# Written problem:
Set each entry down verbatim, omitting images.

* Begin *

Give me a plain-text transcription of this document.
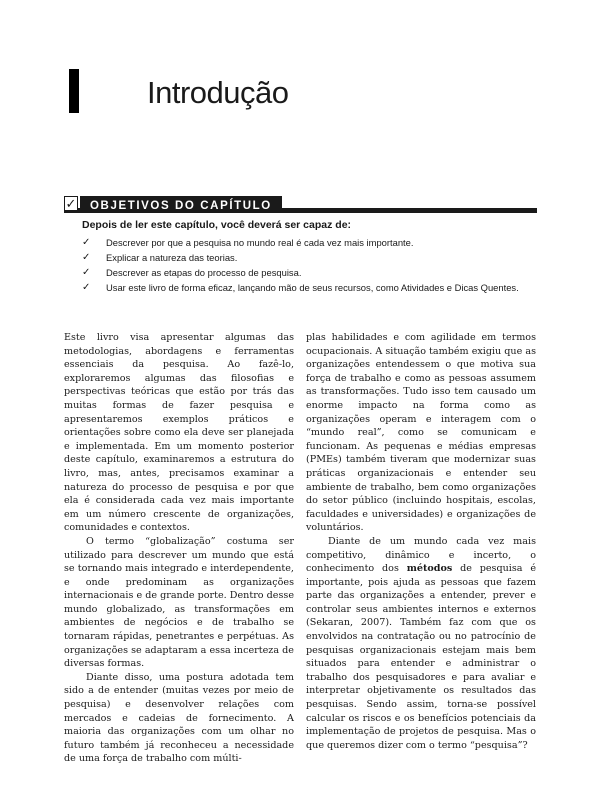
Introdução
✓	OBJETIVOS DO CAPÍTULO

Depois de ler este capítulo, você deverá ser capaz de:

✓ Descrever por que a pesquisa no mundo real é cada vez mais importante.
✓ Explicar a natureza das teorias.
✓ Descrever as etapas do processo de pesquisa.
✓ Usar este livro de forma eficaz, lançando mão de seus recursos, como Atividades e Dicas Quentes.

Este livro visa apresentar algumas das metodologias, abordagens e ferramentas essenciais da pesquisa. Ao fazê-lo, exploraremos algumas das filosofias e perspectivas teóricas que estão por trás das muitas formas de fazer pesquisa e apresentaremos exemplos práticos e orientações sobre como ela deve ser planejada e implementada. Em um momento posterior deste capítulo, examinaremos a estrutura do livro, mas, antes, precisamos examinar a natureza do processo de pesquisa e por que ela é considerada cada vez mais importante em um número crescente de organizações, comunidades e contextos.

O termo “globalização” costuma ser utilizado para descrever um mundo que está se tornando mais integrado e interdependente, e onde predominam as organizações internacionais e de grande porte. Dentro desse mundo globalizado, as transformações em ambientes de negócios e de trabalho se tornaram rápidas, penetrantes e perpétuas. As organizações se adaptaram a essa incerteza de diversas formas.

Diante disso, uma postura adotada tem sido a de entender (muitas vezes por meio de pesquisa) e desenvolver relações com mercados e cadeias de fornecimento. A maioria das organizações com um olhar no futuro também já reconheceu a necessidade de uma força de trabalho com múlti-

plas habilidades e com agilidade em termos ocupacionais. A situação também exigiu que as organizações entendessem o que motiva sua força de trabalho e como as pessoas assumem as transformações. Tudo isso tem causado um enorme impacto na forma como as organizações operam e interagem com o “mundo real”, como se comunicam e funcionam. As pequenas e médias empresas (PMEs) também tiveram que modernizar suas práticas organizacionais e entender seu ambiente de trabalho, bem como organizações do setor público (incluindo hospitais, escolas, faculdades e universidades) e organizações de voluntários.

Diante de um mundo cada vez mais competitivo, dinâmico e incerto, o conhecimento dos métodos de pesquisa é importante, pois ajuda as pessoas que fazem parte das organizações a entender, prever e controlar seus ambientes internos e externos (Sekaran, 2007). Também faz com que os envolvidos na contratação ou no patrocínio de pesquisas organizacionais estejam mais bem situados para entender e administrar o trabalho dos pesquisadores e para avaliar e interpretar objetivamente os resultados das pesquisas. Sendo assim, torna-se possível calcular os riscos e os benefícios potenciais da implementação de projetos de pesquisa. Mas o que queremos dizer com o termo “pesquisa”?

* End *

# The reply:
Give me a plain-text transcription of this document.
Introdução
✓	OBJETIVOS DO CAPÍTULO

Depois de ler este capítulo, você deverá ser capaz de:

✓ Descrever por que a pesquisa no mundo real é cada vez mais importante.
✓ Explicar a natureza das teorias.
✓ Descrever as etapas do processo de pesquisa.
✓ Usar este livro de forma eficaz, lançando mão de seus recursos, como Atividades e Dicas Quentes.

Este livro visa apresentar algumas das metodologias, abordagens e ferramentas essenciais da pesquisa. Ao fazê-lo, exploraremos algumas das filosofias e perspectivas teóricas que estão por trás das muitas formas de fazer pesquisa e apresentaremos exemplos práticos e orientações sobre como ela deve ser planejada e implementada. Em um momento posterior deste capítulo, examinaremos a estrutura do livro, mas, antes, precisamos examinar a natureza do processo de pesquisa e por que ela é considerada cada vez mais importante em um número crescente de organizações, comunidades e contextos.

O termo “globalização” costuma ser utilizado para descrever um mundo que está se tornando mais integrado e interdependente, e onde predominam as organizações internacionais e de grande porte. Dentro desse mundo globalizado, as transformações em ambientes de negócios e de trabalho se tornaram rápidas, penetrantes e perpétuas. As organizações se adaptaram a essa incerteza de diversas formas.

Diante disso, uma postura adotada tem sido a de entender (muitas vezes por meio de pesquisa) e desenvolver relações com mercados e cadeias de fornecimento. A maioria das organizações com um olhar no futuro também já reconheceu a necessidade de uma força de trabalho com múlti-

plas habilidades e com agilidade em termos ocupacionais. A situação também exigiu que as organizações entendessem o que motiva sua força de trabalho e como as pessoas assumem as transformações. Tudo isso tem causado um enorme impacto na forma como as organizações operam e interagem com o “mundo real”, como se comunicam e funcionam. As pequenas e médias empresas (PMEs) também tiveram que modernizar suas práticas organizacionais e entender seu ambiente de trabalho, bem como organizações do setor público (incluindo hospitais, escolas, faculdades e universidades) e organizações de voluntários.

Diante de um mundo cada vez mais competitivo, dinâmico e incerto, o conhecimento dos métodos de pesquisa é importante, pois ajuda as pessoas que fazem parte das organizações a entender, prever e controlar seus ambientes internos e externos (Sekaran, 2007). Também faz com que os envolvidos na contratação ou no patrocínio de pesquisas organizacionais estejam mais bem situados para entender e administrar o trabalho dos pesquisadores e para avaliar e interpretar objetivamente os resultados das pesquisas. Sendo assim, torna-se possível calcular os riscos e os benefícios potenciais da implementação de projetos de pesquisa. Mas o que queremos dizer com o termo “pesquisa”?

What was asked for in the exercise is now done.